═════ Listed entries
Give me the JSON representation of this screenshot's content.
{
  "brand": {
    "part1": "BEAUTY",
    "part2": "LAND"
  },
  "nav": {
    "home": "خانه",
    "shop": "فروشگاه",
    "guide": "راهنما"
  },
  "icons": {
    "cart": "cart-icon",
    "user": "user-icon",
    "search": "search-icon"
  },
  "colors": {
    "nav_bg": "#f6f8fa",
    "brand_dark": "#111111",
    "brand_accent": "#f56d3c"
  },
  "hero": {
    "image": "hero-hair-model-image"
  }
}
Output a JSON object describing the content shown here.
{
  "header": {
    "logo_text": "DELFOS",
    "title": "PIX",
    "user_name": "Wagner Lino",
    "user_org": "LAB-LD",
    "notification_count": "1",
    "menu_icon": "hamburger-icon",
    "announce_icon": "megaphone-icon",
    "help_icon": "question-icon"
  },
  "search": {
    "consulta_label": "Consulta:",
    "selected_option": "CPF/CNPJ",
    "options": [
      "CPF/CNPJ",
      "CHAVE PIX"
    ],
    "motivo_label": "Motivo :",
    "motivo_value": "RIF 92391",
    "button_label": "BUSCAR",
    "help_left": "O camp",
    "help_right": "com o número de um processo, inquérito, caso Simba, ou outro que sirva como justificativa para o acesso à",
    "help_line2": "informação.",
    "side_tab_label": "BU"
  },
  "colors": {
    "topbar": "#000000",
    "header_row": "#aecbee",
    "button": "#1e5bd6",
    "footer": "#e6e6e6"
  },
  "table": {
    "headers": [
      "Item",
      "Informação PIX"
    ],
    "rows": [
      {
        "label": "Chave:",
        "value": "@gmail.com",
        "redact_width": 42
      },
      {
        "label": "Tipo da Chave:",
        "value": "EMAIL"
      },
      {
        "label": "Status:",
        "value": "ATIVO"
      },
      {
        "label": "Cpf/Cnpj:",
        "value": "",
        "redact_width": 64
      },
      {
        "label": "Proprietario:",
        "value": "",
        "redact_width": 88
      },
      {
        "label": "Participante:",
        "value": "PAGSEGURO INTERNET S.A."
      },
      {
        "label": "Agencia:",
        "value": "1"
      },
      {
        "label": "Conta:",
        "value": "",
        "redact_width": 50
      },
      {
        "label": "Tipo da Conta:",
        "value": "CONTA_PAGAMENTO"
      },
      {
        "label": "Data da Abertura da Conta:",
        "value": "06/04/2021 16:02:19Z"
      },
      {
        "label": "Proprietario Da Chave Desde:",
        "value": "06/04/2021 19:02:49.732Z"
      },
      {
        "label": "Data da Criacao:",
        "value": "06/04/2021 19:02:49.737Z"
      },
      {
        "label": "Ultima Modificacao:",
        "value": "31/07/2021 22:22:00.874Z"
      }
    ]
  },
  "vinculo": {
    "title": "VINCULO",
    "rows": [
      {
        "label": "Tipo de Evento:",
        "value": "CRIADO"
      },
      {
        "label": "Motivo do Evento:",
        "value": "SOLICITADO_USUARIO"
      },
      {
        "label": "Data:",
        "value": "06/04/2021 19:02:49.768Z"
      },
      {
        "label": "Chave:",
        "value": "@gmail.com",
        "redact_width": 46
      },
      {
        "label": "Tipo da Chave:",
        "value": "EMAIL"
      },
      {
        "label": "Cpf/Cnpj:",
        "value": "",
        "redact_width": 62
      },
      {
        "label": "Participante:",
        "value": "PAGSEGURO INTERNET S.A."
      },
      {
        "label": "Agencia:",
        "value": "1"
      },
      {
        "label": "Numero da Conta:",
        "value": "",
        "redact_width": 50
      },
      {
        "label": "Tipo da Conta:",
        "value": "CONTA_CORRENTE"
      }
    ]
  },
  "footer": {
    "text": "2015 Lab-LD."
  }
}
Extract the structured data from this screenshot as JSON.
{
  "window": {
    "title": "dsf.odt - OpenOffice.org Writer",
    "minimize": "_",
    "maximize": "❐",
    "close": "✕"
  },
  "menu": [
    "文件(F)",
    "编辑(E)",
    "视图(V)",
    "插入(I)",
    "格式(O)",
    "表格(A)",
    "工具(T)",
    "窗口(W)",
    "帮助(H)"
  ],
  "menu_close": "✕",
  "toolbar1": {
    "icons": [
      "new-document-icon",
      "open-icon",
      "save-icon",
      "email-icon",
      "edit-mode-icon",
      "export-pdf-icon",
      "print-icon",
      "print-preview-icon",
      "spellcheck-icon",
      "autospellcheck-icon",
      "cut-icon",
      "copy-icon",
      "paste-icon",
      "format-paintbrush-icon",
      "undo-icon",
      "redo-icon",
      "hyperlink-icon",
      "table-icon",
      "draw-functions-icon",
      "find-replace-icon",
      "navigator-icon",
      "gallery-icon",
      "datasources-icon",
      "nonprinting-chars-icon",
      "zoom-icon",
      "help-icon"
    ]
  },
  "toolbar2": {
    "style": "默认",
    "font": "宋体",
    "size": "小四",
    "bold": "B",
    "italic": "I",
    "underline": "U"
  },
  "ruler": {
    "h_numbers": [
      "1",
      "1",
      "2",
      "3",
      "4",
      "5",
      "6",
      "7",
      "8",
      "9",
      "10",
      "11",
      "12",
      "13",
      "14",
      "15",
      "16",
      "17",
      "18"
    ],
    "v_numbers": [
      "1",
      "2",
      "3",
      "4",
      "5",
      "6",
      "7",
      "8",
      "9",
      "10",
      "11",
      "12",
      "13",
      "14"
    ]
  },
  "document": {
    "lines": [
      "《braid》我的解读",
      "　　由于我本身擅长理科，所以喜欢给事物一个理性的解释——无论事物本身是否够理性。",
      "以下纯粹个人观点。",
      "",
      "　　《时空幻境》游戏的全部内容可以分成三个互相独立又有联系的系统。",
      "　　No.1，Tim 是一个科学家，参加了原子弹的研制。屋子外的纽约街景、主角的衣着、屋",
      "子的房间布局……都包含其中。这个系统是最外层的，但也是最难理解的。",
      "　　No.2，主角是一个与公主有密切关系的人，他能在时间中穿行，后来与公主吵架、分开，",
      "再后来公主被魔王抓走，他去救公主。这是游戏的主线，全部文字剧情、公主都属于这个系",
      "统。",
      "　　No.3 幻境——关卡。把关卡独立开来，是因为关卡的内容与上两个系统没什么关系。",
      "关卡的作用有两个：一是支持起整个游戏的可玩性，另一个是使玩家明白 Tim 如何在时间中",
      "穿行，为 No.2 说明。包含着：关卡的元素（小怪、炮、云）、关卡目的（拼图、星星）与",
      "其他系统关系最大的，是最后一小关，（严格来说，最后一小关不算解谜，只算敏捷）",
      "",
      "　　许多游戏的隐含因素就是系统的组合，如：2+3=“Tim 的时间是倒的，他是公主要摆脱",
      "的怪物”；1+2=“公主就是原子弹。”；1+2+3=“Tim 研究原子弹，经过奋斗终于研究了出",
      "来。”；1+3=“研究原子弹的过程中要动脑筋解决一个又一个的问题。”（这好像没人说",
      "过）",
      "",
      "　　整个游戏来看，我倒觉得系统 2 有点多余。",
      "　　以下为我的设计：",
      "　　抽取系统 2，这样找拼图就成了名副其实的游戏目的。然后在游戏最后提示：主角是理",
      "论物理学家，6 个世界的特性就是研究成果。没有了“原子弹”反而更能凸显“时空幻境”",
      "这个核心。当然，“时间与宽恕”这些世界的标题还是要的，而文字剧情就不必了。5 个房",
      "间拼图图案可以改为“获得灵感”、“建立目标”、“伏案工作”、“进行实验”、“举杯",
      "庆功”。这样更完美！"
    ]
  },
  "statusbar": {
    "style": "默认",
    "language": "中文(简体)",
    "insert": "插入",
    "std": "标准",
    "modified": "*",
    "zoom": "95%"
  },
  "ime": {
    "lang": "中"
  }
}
══════════
▶ What needs to be done
Quote the material exactly, leaving nothing out.

▶ Answer to the exercise
Give me the JSON representation of this screenshot's content.
{
  "brand": {
    "part1": "BEAUTY",
    "part2": "LAND"
  },
  "nav": {
    "home": "خانه",
    "shop": "فروشگاه",
    "guide": "راهنما"
  },
  "icons": {
    "cart": "cart-icon",
    "user": "user-icon",
    "search": "search-icon"
  },
  "colors": {
    "nav_bg": "#f6f8fa",
    "brand_dark": "#111111",
    "brand_accent": "#f56d3c"
  },
  "hero": {
    "image": "hero-hair-model-image"
  }
}
Output a JSON object describing the content shown here.
{
  "header": {
    "logo_text": "DELFOS",
    "title": "PIX",
    "user_name": "Wagner Lino",
    "user_org": "LAB-LD",
    "notification_count": "1",
    "menu_icon": "hamburger-icon",
    "announce_icon": "megaphone-icon",
    "help_icon": "question-icon"
  },
  "search": {
    "consulta_label": "Consulta:",
    "selected_option": "CPF/CNPJ",
    "options": [
      "CPF/CNPJ",
      "CHAVE PIX"
    ],
    "motivo_label": "Motivo :",
    "motivo_value": "RIF 92391",
    "button_label": "BUSCAR",
    "help_left": "O camp",
    "help_right": "com o número de um processo, inquérito, caso Simba, ou outro que sirva como justificativa para o acesso à",
    "help_line2": "informação.",
    "side_tab_label": "BU"
  },
  "colors": {
    "topbar": "#000000",
    "header_row": "#aecbee",
    "button": "#1e5bd6",
    "footer": "#e6e6e6"
  },
  "table": {
    "headers": [
      "Item",
      "Informação PIX"
    ],
    "rows": [
      {
        "label": "Chave:",
        "value": "@gmail.com",
        "redact_width": 42
      },
      {
        "label": "Tipo da Chave:",
        "value": "EMAIL"
      },
      {
        "label": "Status:",
        "value": "ATIVO"
      },
      {
        "label": "Cpf/Cnpj:",
        "value": "",
        "redact_width": 64
      },
      {
        "label": "Proprietario:",
        "value": "",
        "redact_width": 88
      },
      {
        "label": "Participante:",
        "value": "PAGSEGURO INTERNET S.A."
      },
      {
        "label": "Agencia:",
        "value": "1"
      },
      {
        "label": "Conta:",
        "value": "",
        "redact_width": 50
      },
      {
        "label": "Tipo da Conta:",
        "value": "CONTA_PAGAMENTO"
      },
      {
        "label": "Data da Abertura da Conta:",
        "value": "06/04/2021 16:02:19Z"
      },
      {
        "label": "Proprietario Da Chave Desde:",
        "value": "06/04/2021 19:02:49.732Z"
      },
      {
        "label": "Data da Criacao:",
        "value": "06/04/2021 19:02:49.737Z"
      },
      {
        "label": "Ultima Modificacao:",
        "value": "31/07/2021 22:22:00.874Z"
      }
    ]
  },
  "vinculo": {
    "title": "VINCULO",
    "rows": [
      {
        "label": "Tipo de Evento:",
        "value": "CRIADO"
      },
      {
        "label": "Motivo do Evento:",
        "value": "SOLICITADO_USUARIO"
      },
      {
        "label": "Data:",
        "value": "06/04/2021 19:02:49.768Z"
      },
      {
        "label": "Chave:",
        "value": "@gmail.com",
        "redact_width": 46
      },
      {
        "label": "Tipo da Chave:",
        "value": "EMAIL"
      },
      {
        "label": "Cpf/Cnpj:",
        "value": "",
        "redact_width": 62
      },
      {
        "label": "Participante:",
        "value": "PAGSEGURO INTERNET S.A."
      },
      {
        "label": "Agencia:",
        "value": "1"
      },
      {
        "label": "Numero da Conta:",
        "value": "",
        "redact_width": 50
      },
      {
        "label": "Tipo da Conta:",
        "value": "CONTA_CORRENTE"
      }
    ]
  },
  "footer": {
    "text": "2015 Lab-LD."
  }
}
Extract the structured data from this screenshot as JSON.
{
  "window": {
    "title": "dsf.odt - OpenOffice.org Writer",
    "minimize": "_",
    "maximize": "❐",
    "close": "✕"
  },
  "menu": [
    "文件(F)",
    "编辑(E)",
    "视图(V)",
    "插入(I)",
    "格式(O)",
    "表格(A)",
    "工具(T)",
    "窗口(W)",
    "帮助(H)"
  ],
  "menu_close": "✕",
  "toolbar1": {
    "icons": [
      "new-document-icon",
      "open-icon",
      "save-icon",
      "email-icon",
      "edit-mode-icon",
      "export-pdf-icon",
      "print-icon",
      "print-preview-icon",
      "spellcheck-icon",
      "autospellcheck-icon",
      "cut-icon",
      "copy-icon",
      "paste-icon",
      "format-paintbrush-icon",
      "undo-icon",
      "redo-icon",
      "hyperlink-icon",
      "table-icon",
      "draw-functions-icon",
      "find-replace-icon",
      "navigator-icon",
      "gallery-icon",
      "datasources-icon",
      "nonprinting-chars-icon",
      "zoom-icon",
      "help-icon"
    ]
  },
  "toolbar2": {
    "style": "默认",
    "font": "宋体",
    "size": "小四",
    "bold": "B",
    "italic": "I",
    "underline": "U"
  },
  "ruler": {
    "h_numbers": [
      "1",
      "1",
      "2",
      "3",
      "4",
      "5",
      "6",
      "7",
      "8",
      "9",
      "10",
      "11",
      "12",
      "13",
      "14",
      "15",
      "16",
      "17",
      "18"
    ],
    "v_numbers": [
      "1",
      "2",
      "3",
      "4",
      "5",
      "6",
      "7",
      "8",
      "9",
      "10",
      "11",
      "12",
      "13",
      "14"
    ]
  },
  "document": {
    "lines": [
      "《braid》我的解读",
      "　　由于我本身擅长理科，所以喜欢给事物一个理性的解释——无论事物本身是否够理性。",
      "以下纯粹个人观点。",
      "",
      "　　《时空幻境》游戏的全部内容可以分成三个互相独立又有联系的系统。",
      "　　No.1，Tim 是一个科学家，参加了原子弹的研制。屋子外的纽约街景、主角的衣着、屋",
      "子的房间布局……都包含其中。这个系统是最外层的，但也是最难理解的。",
      "　　No.2，主角是一个与公主有密切关系的人，他能在时间中穿行，后来与公主吵架、分开，",
      "再后来公主被魔王抓走，他去救公主。这是游戏的主线，全部文字剧情、公主都属于这个系",
      "统。",
      "　　No.3 幻境——关卡。把关卡独立开来，是因为关卡的内容与上两个系统没什么关系。",
      "关卡的作用有两个：一是支持起整个游戏的可玩性，另一个是使玩家明白 Tim 如何在时间中",
      "穿行，为 No.2 说明。包含着：关卡的元素（小怪、炮、云）、关卡目的（拼图、星星）与",
      "其他系统关系最大的，是最后一小关，（严格来说，最后一小关不算解谜，只算敏捷）",
      "",
      "　　许多游戏的隐含因素就是系统的组合，如：2+3=“Tim 的时间是倒的，他是公主要摆脱",
      "的怪物”；1+2=“公主就是原子弹。”；1+2+3=“Tim 研究原子弹，经过奋斗终于研究了出",
      "来。”；1+3=“研究原子弹的过程中要动脑筋解决一个又一个的问题。”（这好像没人说",
      "过）",
      "",
      "　　整个游戏来看，我倒觉得系统 2 有点多余。",
      "　　以下为我的设计：",
      "　　抽取系统 2，这样找拼图就成了名副其实的游戏目的。然后在游戏最后提示：主角是理",
      "论物理学家，6 个世界的特性就是研究成果。没有了“原子弹”反而更能凸显“时空幻境”",
      "这个核心。当然，“时间与宽恕”这些世界的标题还是要的，而文字剧情就不必了。5 个房",
      "间拼图图案可以改为“获得灵感”、“建立目标”、“伏案工作”、“进行实验”、“举杯",
      "庆功”。这样更完美！"
    ]
  },
  "statusbar": {
    "style": "默认",
    "language": "中文(简体)",
    "insert": "插入",
    "std": "标准",
    "modified": "*",
    "zoom": "95%"
  },
  "ime": {
    "lang": "中"
  }
}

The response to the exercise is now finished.